> Problem
How many lines in the entries below contain "name"? Answer with the number only.
— start Provided information —
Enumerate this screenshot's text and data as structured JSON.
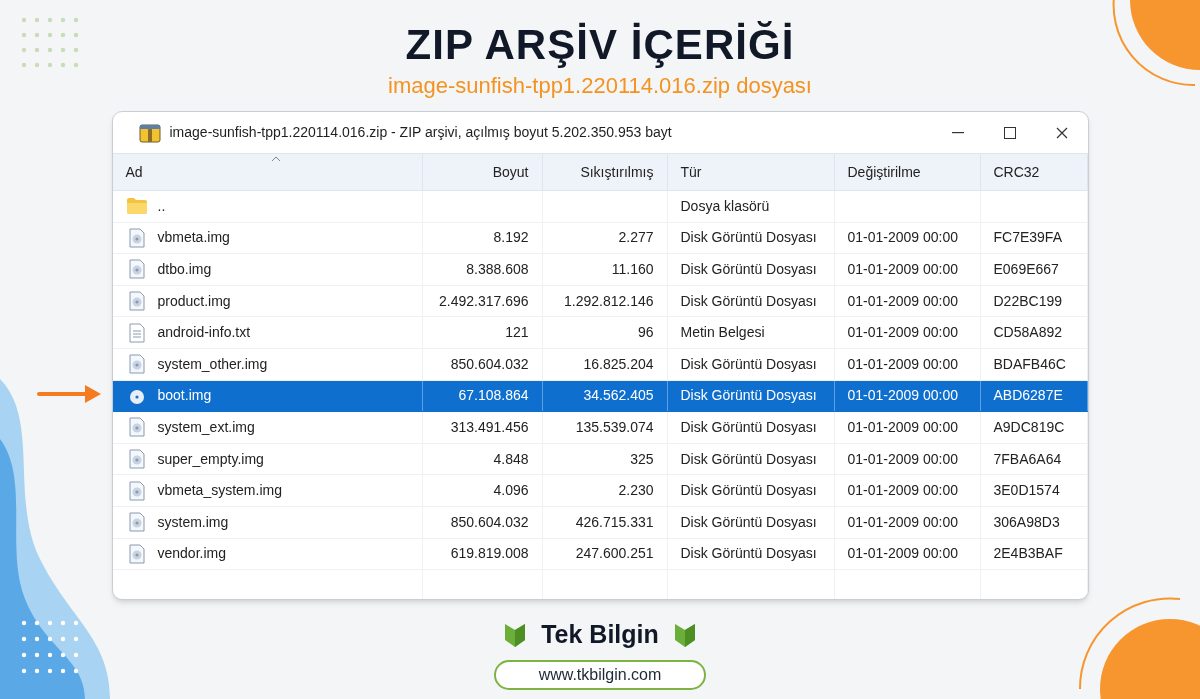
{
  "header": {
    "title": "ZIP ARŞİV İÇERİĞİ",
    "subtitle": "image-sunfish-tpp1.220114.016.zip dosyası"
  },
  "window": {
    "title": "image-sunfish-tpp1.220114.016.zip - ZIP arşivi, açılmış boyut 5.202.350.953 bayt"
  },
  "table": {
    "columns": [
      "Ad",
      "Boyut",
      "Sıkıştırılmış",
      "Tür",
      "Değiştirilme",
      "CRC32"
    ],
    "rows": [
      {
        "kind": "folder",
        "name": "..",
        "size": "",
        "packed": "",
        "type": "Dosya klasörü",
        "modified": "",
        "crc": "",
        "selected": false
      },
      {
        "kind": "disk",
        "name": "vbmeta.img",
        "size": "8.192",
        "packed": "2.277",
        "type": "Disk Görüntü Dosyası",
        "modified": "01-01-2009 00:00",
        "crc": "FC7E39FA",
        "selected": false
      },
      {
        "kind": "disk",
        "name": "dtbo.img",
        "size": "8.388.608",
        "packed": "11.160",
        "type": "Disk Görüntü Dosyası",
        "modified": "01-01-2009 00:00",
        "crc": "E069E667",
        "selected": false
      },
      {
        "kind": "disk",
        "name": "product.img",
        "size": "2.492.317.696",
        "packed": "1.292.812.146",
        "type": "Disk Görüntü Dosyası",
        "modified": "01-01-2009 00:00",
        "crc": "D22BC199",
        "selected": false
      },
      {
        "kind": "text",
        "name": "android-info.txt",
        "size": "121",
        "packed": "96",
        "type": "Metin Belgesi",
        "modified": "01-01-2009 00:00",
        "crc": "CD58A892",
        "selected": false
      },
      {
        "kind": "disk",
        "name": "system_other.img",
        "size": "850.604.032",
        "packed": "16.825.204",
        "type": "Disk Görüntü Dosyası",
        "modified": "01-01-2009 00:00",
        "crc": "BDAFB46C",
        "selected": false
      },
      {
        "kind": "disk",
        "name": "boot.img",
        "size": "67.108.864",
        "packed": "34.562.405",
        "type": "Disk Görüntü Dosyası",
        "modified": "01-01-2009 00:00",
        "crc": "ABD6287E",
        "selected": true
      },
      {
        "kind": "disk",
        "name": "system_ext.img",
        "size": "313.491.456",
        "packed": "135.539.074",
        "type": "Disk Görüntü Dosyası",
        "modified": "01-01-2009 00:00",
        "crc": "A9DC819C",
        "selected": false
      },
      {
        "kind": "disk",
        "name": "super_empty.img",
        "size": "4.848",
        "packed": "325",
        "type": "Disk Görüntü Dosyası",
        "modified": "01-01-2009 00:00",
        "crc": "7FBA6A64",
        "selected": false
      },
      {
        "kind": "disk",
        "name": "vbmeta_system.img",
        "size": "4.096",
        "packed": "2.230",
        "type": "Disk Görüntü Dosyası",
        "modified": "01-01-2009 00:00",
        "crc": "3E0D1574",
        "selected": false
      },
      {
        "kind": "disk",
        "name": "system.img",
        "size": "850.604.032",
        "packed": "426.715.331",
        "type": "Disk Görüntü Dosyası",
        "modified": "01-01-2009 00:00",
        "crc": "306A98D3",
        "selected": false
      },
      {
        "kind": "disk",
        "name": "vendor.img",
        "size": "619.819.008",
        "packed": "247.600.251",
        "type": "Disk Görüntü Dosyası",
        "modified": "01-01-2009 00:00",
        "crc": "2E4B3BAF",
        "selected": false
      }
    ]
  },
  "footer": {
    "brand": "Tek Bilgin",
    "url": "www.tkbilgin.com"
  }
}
— end Provided information —
— start Provided information —
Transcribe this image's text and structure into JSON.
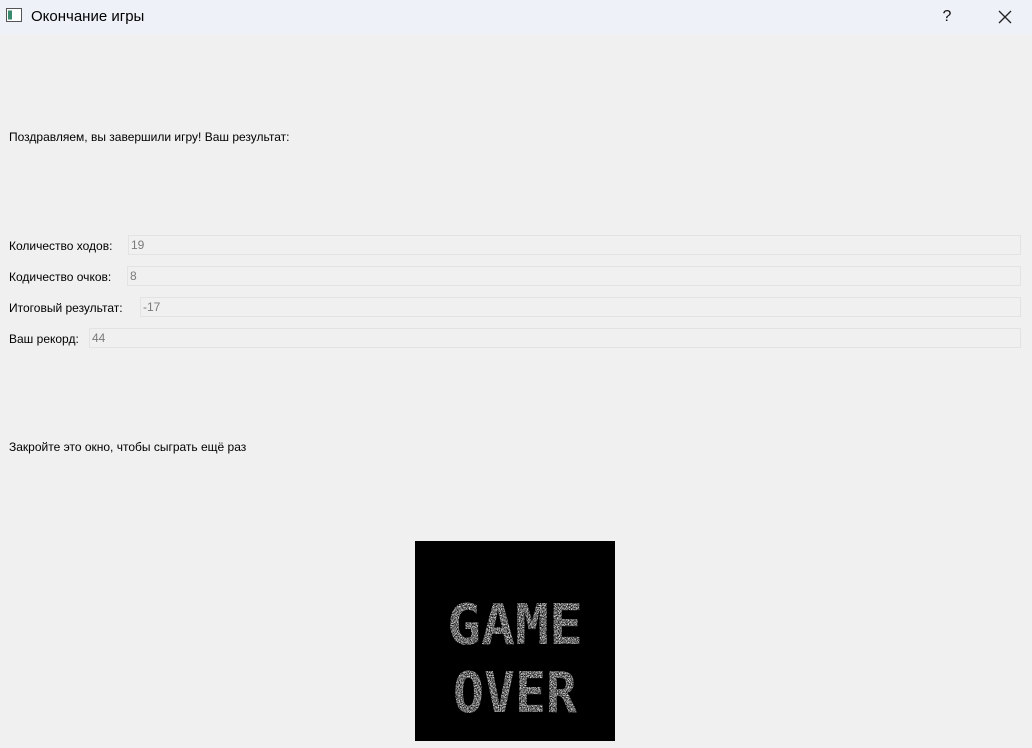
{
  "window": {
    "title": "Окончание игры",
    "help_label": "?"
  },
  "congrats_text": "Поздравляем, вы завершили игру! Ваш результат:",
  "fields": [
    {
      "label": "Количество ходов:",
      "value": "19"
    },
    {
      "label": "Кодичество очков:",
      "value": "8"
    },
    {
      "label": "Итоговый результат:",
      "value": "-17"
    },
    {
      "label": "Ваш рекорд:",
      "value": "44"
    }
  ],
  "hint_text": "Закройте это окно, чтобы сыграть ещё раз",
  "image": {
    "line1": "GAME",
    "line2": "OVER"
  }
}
— end Provided information —
— start Provided information —
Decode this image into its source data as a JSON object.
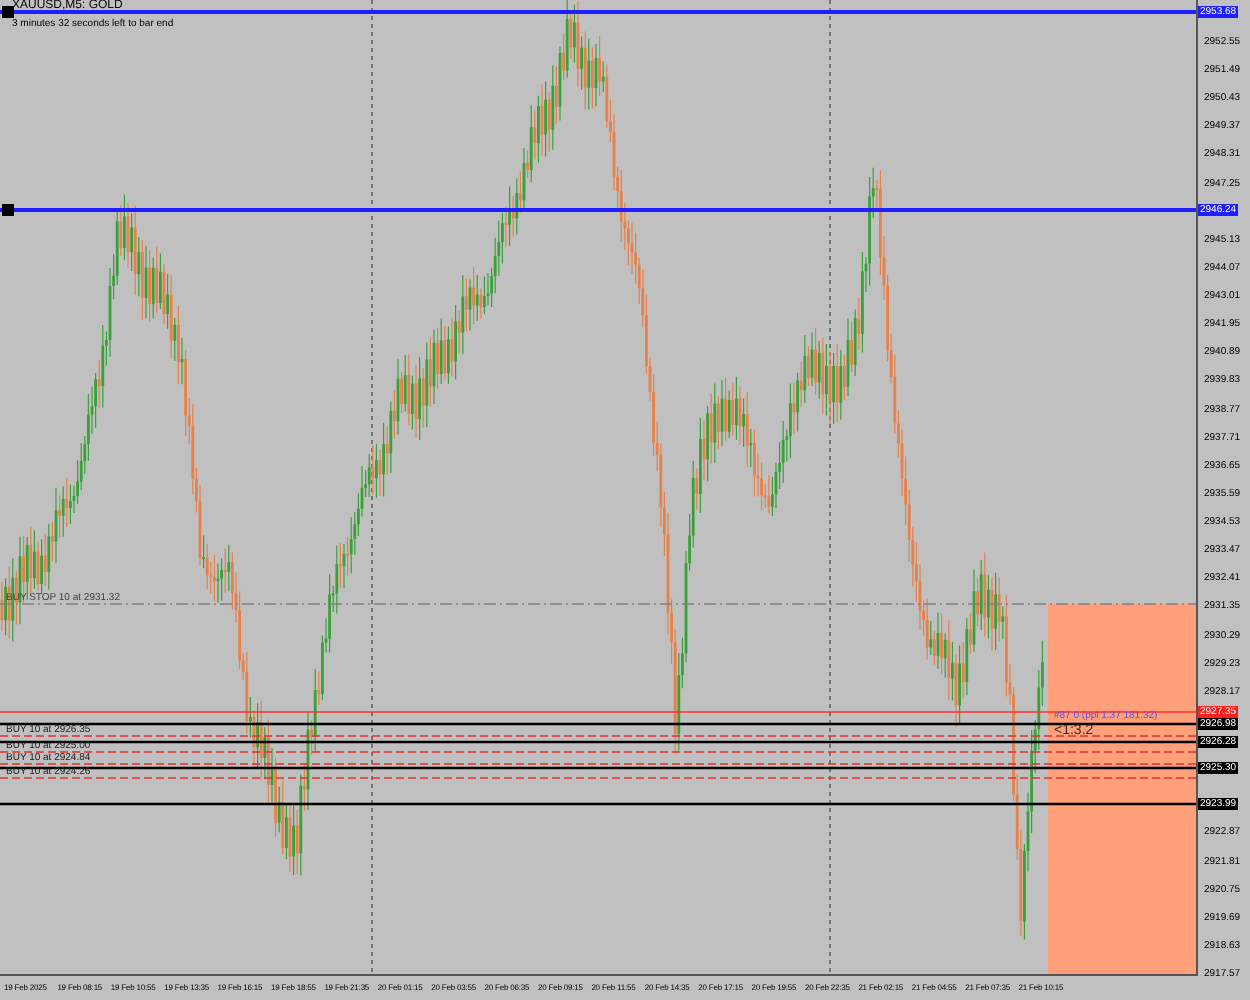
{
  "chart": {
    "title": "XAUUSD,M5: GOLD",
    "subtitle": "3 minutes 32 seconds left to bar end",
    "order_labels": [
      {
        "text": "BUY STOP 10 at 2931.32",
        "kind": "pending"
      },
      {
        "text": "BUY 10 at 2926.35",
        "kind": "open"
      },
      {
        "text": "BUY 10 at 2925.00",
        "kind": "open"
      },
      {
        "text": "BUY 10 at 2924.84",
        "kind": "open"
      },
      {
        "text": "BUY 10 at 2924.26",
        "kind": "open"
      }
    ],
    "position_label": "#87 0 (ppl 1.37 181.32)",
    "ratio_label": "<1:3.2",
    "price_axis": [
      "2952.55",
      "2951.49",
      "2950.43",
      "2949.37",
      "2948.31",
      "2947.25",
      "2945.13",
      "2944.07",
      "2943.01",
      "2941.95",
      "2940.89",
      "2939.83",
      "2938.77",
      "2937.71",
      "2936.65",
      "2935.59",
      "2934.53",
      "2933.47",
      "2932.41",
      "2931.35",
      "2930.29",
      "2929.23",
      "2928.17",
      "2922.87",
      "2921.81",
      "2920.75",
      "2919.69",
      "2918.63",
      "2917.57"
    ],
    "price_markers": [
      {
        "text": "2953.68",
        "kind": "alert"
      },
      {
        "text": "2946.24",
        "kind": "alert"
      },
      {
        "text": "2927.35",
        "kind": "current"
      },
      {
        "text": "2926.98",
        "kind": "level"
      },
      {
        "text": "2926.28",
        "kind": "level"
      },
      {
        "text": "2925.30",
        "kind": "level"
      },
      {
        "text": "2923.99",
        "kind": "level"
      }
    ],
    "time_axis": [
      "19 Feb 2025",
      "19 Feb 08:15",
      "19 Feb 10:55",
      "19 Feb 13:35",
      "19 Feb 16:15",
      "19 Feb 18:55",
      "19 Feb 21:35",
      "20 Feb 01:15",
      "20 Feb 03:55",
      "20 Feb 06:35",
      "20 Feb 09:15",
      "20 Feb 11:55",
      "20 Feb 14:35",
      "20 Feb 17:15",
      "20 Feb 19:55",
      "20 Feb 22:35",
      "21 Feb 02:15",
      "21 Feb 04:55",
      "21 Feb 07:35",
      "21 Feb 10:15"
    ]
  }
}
— end Provided information —
> Solution to this problem
12